# YOUR ASSIGNMENT:
What lines in the listing below hold the string "number"? Please copy them out.

[[ MATERIALS PROVIDED, beginning ]]

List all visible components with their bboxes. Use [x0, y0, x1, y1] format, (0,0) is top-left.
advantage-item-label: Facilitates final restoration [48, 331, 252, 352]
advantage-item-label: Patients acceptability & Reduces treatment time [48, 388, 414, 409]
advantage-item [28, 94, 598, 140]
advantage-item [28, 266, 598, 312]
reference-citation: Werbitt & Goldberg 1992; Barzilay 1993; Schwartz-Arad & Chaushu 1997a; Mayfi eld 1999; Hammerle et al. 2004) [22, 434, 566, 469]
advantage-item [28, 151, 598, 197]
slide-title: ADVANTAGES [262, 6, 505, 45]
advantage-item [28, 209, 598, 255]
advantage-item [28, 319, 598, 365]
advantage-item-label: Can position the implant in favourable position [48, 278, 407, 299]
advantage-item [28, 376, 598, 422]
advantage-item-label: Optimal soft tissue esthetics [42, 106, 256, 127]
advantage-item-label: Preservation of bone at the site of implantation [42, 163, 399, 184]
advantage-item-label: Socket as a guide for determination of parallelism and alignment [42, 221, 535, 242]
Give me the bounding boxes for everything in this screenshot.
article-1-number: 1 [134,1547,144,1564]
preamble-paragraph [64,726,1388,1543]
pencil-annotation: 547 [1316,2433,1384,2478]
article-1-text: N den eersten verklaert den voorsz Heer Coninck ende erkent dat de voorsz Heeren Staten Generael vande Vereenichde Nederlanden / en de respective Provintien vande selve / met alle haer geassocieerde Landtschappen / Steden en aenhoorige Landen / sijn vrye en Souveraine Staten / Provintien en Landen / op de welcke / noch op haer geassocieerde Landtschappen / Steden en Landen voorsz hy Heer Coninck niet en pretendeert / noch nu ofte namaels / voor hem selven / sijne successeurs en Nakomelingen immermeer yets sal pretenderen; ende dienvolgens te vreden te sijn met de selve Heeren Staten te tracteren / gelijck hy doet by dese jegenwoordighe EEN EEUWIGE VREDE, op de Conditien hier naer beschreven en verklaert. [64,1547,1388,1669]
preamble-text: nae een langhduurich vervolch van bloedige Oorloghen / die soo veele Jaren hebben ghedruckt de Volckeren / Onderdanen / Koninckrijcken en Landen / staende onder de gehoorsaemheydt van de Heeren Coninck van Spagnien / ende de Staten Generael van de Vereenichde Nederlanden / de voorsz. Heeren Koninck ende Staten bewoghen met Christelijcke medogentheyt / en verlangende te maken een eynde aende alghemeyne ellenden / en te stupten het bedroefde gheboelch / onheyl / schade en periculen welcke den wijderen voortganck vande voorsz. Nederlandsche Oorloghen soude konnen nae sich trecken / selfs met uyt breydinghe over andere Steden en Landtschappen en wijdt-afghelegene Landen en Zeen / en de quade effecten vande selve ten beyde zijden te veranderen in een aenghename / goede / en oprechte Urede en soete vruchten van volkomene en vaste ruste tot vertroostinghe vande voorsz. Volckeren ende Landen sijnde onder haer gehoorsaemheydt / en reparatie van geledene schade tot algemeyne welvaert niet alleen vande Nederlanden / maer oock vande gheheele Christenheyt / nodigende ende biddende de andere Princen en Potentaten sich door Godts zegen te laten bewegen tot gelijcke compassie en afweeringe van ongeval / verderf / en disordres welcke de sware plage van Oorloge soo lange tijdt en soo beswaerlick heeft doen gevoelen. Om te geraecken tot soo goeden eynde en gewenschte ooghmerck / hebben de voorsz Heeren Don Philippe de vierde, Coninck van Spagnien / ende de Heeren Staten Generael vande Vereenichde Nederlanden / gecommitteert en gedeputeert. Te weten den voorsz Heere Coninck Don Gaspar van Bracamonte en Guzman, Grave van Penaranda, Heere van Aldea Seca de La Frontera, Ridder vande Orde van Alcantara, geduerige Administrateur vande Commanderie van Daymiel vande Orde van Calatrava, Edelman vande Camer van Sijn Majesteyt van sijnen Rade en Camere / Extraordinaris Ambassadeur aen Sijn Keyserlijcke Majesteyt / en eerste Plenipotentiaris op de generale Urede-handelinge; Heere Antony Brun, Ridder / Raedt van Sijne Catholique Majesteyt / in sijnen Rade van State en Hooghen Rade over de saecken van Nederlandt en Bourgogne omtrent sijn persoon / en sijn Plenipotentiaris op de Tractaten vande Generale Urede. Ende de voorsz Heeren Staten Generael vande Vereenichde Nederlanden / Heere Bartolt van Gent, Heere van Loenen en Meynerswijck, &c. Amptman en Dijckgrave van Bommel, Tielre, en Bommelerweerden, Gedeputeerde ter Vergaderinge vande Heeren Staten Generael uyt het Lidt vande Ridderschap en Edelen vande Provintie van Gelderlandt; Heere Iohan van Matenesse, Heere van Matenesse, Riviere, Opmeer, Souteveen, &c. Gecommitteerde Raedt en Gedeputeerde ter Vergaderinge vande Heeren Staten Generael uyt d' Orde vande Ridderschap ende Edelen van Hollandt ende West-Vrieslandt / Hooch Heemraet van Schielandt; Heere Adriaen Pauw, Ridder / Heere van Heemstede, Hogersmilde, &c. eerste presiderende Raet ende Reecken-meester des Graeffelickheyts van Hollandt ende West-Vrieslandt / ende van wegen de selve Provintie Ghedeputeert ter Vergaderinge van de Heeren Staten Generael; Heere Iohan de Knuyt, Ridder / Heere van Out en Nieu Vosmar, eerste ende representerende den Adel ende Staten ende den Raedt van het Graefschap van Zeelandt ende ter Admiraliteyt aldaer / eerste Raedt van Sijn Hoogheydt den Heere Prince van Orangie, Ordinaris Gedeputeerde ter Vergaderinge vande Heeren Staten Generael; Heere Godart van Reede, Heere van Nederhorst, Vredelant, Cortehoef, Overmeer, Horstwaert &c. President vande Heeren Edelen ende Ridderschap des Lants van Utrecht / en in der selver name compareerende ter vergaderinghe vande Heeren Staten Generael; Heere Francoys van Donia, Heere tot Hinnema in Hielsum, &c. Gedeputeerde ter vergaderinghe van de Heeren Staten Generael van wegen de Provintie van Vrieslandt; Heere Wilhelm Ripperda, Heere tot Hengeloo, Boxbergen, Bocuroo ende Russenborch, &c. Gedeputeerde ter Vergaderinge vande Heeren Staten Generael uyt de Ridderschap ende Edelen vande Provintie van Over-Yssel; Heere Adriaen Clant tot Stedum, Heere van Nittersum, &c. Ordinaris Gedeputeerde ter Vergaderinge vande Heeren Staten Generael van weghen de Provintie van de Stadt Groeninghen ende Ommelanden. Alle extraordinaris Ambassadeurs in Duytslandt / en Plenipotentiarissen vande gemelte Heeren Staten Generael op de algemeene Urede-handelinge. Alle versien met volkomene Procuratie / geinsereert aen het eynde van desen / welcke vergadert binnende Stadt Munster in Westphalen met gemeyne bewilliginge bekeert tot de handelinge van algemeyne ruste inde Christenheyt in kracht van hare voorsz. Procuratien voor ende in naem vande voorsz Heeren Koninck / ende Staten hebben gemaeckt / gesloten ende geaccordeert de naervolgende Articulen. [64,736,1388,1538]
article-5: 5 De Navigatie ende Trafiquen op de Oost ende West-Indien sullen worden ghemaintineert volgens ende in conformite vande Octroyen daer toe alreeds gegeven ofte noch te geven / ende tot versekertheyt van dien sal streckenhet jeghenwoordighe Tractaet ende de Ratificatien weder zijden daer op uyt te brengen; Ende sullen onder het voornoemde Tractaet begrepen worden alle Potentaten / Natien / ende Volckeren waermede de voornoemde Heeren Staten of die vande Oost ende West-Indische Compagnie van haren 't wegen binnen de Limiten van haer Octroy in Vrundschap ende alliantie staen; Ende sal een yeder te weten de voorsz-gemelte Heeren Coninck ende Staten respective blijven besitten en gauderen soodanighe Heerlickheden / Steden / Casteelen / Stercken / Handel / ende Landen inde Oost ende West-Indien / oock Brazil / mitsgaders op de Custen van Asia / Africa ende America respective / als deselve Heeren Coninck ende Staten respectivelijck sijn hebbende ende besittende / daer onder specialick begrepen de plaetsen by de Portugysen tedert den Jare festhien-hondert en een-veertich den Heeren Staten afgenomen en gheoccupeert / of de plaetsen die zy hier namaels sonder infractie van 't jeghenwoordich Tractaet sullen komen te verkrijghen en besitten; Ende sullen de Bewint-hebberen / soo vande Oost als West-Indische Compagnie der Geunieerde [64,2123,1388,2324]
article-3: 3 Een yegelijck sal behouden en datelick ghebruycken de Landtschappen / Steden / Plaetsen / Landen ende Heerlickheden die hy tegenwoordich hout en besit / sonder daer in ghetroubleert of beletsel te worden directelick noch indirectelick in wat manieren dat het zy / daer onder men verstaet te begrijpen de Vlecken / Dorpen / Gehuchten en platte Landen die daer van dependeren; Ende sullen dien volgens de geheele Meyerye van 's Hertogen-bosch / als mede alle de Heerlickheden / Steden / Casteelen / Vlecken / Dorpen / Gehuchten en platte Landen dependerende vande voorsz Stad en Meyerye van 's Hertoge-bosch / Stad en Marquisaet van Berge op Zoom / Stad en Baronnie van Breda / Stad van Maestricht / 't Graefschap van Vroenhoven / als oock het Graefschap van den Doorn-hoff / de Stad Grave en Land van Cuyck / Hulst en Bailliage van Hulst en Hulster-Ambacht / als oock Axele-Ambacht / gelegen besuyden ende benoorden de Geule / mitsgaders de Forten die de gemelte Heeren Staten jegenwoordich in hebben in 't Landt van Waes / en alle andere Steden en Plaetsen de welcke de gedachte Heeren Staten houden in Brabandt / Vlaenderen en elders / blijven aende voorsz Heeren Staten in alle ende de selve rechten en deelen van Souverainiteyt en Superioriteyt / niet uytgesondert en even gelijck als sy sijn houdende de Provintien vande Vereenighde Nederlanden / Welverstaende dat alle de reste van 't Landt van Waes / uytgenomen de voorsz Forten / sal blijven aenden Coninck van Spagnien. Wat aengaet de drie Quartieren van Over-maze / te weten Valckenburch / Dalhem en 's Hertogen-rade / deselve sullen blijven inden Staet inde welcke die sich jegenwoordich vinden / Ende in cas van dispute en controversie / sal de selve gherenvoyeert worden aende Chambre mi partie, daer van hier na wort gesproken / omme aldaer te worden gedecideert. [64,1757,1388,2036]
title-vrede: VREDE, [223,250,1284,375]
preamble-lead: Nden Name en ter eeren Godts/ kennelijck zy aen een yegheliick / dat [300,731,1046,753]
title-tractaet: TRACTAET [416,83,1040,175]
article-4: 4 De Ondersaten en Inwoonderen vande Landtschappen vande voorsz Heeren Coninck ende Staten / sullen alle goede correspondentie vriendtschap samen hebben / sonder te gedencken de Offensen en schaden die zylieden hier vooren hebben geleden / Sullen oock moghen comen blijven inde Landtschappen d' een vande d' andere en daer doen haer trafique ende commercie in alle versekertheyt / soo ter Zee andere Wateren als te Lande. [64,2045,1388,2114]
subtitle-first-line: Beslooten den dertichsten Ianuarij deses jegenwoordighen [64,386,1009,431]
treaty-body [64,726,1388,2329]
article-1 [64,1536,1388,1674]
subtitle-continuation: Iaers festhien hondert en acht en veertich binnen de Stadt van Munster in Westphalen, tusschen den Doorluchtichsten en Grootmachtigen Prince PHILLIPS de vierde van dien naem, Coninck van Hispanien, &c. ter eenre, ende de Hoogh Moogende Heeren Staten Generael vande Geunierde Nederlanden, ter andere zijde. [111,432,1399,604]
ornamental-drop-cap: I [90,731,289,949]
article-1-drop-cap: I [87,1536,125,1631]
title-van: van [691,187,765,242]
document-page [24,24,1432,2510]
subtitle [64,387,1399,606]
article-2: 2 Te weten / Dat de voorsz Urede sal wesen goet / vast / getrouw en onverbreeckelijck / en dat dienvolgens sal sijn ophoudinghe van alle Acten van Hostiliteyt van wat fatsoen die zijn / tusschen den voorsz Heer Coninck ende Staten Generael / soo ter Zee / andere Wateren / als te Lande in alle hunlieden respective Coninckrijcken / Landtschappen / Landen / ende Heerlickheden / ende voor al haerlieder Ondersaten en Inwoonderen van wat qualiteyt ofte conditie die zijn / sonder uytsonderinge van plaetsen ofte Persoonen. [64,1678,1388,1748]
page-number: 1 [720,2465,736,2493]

[[ MATERIALS PROVIDED, end ]]

# WRITTEN RESPONSE:
article-1-number: 1 [134,1547,144,1564]
page-number: 1 [720,2465,736,2493]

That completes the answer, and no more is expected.